Extracted information:
** Start **
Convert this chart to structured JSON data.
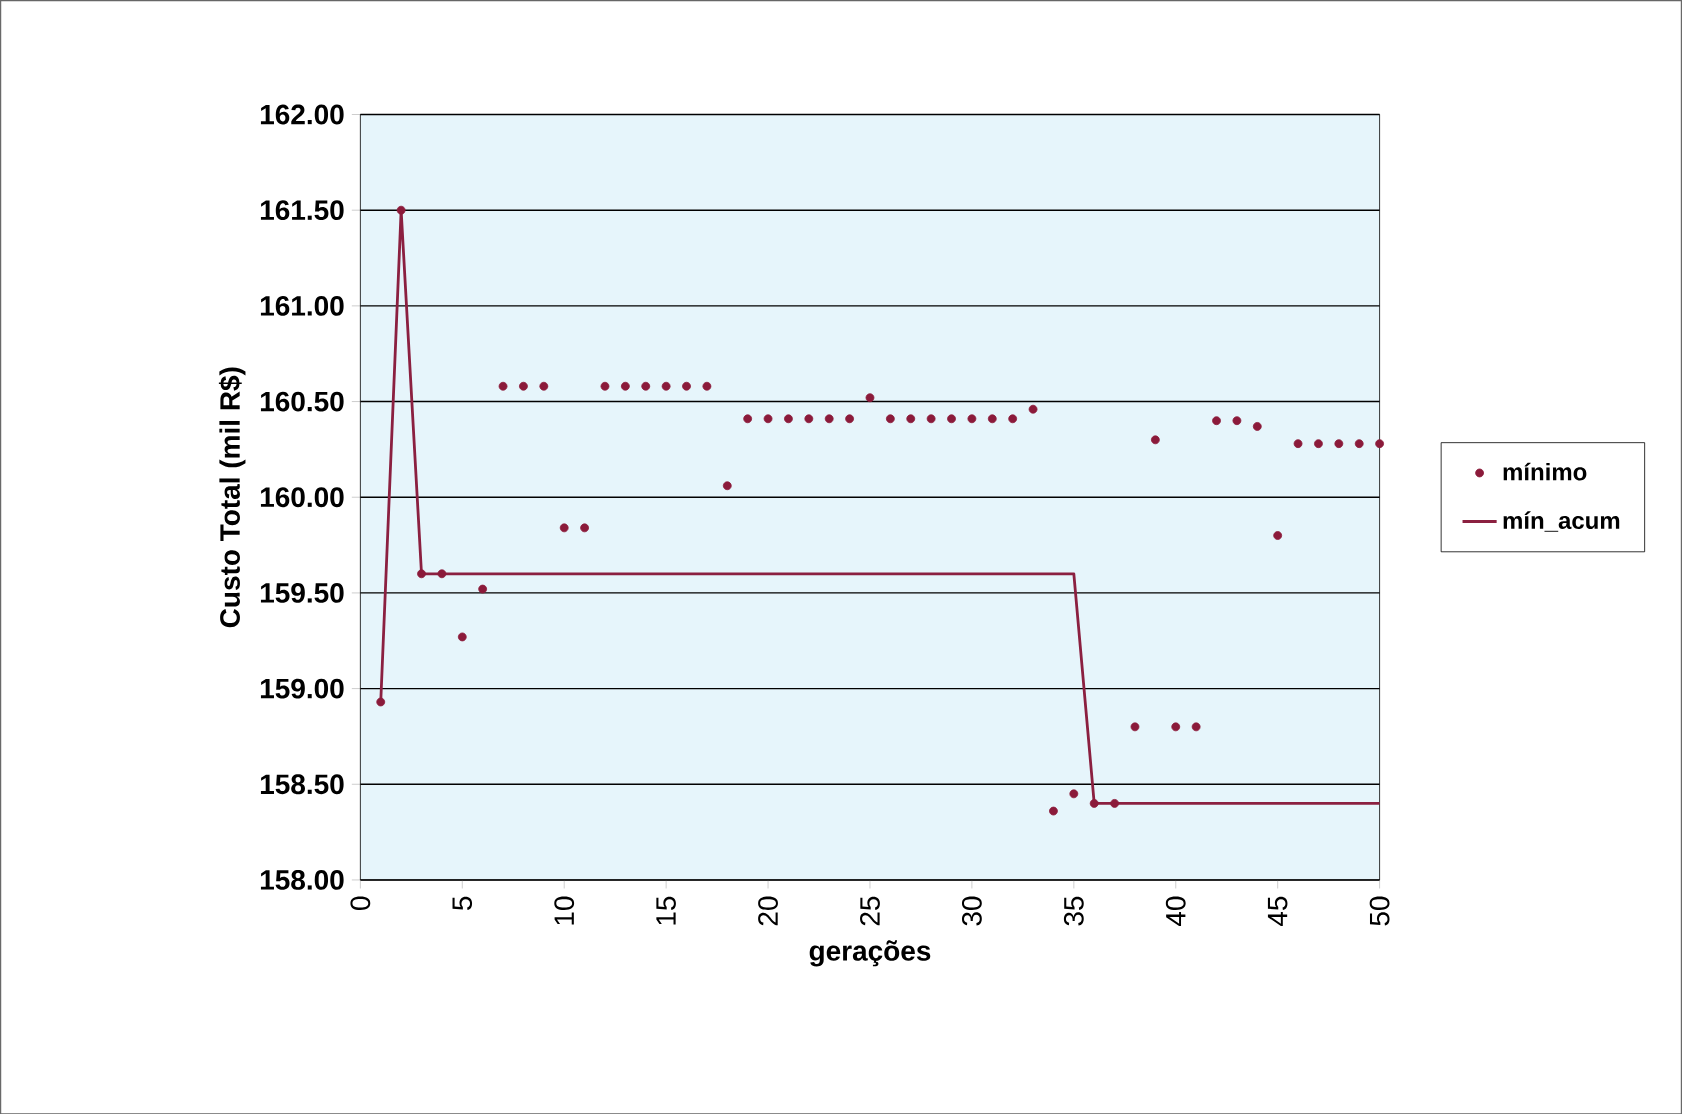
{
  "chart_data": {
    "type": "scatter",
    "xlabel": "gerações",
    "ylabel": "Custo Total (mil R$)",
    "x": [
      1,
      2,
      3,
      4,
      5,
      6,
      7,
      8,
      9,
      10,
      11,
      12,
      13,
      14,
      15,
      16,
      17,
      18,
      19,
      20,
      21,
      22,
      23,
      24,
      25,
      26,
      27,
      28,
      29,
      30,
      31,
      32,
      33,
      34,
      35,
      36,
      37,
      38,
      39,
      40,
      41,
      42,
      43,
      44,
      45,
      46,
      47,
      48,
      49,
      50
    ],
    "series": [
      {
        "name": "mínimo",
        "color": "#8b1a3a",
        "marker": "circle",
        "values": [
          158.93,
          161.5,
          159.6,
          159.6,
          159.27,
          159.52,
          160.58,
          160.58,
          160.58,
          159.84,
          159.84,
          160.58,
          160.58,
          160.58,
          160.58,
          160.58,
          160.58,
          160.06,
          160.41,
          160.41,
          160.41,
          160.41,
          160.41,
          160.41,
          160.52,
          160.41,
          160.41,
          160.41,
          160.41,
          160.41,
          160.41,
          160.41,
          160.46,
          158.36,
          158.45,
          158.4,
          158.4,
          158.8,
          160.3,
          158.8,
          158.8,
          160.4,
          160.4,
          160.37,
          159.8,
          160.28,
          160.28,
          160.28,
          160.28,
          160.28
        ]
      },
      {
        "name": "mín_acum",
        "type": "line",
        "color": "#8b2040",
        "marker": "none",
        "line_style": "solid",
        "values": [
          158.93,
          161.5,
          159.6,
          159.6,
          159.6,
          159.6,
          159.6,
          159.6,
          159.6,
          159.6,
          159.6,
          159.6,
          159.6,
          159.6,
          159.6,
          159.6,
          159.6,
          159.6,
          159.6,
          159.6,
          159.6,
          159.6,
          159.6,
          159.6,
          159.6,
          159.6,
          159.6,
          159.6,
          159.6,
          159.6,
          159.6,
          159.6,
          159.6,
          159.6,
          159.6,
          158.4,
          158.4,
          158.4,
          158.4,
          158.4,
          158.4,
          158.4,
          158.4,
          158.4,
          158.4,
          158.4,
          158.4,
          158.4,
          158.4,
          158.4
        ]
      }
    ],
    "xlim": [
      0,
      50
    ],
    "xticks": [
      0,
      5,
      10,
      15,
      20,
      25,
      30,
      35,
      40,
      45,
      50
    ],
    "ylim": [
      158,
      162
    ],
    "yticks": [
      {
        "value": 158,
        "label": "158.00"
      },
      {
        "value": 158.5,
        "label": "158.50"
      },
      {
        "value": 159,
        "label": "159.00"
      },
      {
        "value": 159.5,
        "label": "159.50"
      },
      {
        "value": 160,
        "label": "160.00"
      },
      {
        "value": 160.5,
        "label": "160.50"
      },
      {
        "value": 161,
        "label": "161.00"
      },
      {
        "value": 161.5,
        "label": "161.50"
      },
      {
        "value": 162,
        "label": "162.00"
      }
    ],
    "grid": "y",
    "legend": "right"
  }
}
** End **
Short exercise: Copy the data word for word. Pictures do not go in the copy.

Worked solution:
Convert this chart to structured JSON data.
{
  "chart_data": {
    "type": "scatter",
    "xlabel": "gerações",
    "ylabel": "Custo Total (mil R$)",
    "x": [
      1,
      2,
      3,
      4,
      5,
      6,
      7,
      8,
      9,
      10,
      11,
      12,
      13,
      14,
      15,
      16,
      17,
      18,
      19,
      20,
      21,
      22,
      23,
      24,
      25,
      26,
      27,
      28,
      29,
      30,
      31,
      32,
      33,
      34,
      35,
      36,
      37,
      38,
      39,
      40,
      41,
      42,
      43,
      44,
      45,
      46,
      47,
      48,
      49,
      50
    ],
    "series": [
      {
        "name": "mínimo",
        "color": "#8b1a3a",
        "marker": "circle",
        "values": [
          158.93,
          161.5,
          159.6,
          159.6,
          159.27,
          159.52,
          160.58,
          160.58,
          160.58,
          159.84,
          159.84,
          160.58,
          160.58,
          160.58,
          160.58,
          160.58,
          160.58,
          160.06,
          160.41,
          160.41,
          160.41,
          160.41,
          160.41,
          160.41,
          160.52,
          160.41,
          160.41,
          160.41,
          160.41,
          160.41,
          160.41,
          160.41,
          160.46,
          158.36,
          158.45,
          158.4,
          158.4,
          158.8,
          160.3,
          158.8,
          158.8,
          160.4,
          160.4,
          160.37,
          159.8,
          160.28,
          160.28,
          160.28,
          160.28,
          160.28
        ]
      },
      {
        "name": "mín_acum",
        "type": "line",
        "color": "#8b2040",
        "marker": "none",
        "line_style": "solid",
        "values": [
          158.93,
          161.5,
          159.6,
          159.6,
          159.6,
          159.6,
          159.6,
          159.6,
          159.6,
          159.6,
          159.6,
          159.6,
          159.6,
          159.6,
          159.6,
          159.6,
          159.6,
          159.6,
          159.6,
          159.6,
          159.6,
          159.6,
          159.6,
          159.6,
          159.6,
          159.6,
          159.6,
          159.6,
          159.6,
          159.6,
          159.6,
          159.6,
          159.6,
          159.6,
          159.6,
          158.4,
          158.4,
          158.4,
          158.4,
          158.4,
          158.4,
          158.4,
          158.4,
          158.4,
          158.4,
          158.4,
          158.4,
          158.4,
          158.4,
          158.4
        ]
      }
    ],
    "xlim": [
      0,
      50
    ],
    "xticks": [
      0,
      5,
      10,
      15,
      20,
      25,
      30,
      35,
      40,
      45,
      50
    ],
    "ylim": [
      158,
      162
    ],
    "yticks": [
      {
        "value": 158,
        "label": "158.00"
      },
      {
        "value": 158.5,
        "label": "158.50"
      },
      {
        "value": 159,
        "label": "159.00"
      },
      {
        "value": 159.5,
        "label": "159.50"
      },
      {
        "value": 160,
        "label": "160.00"
      },
      {
        "value": 160.5,
        "label": "160.50"
      },
      {
        "value": 161,
        "label": "161.00"
      },
      {
        "value": 161.5,
        "label": "161.50"
      },
      {
        "value": 162,
        "label": "162.00"
      }
    ],
    "grid": "y",
    "legend": "right"
  }
}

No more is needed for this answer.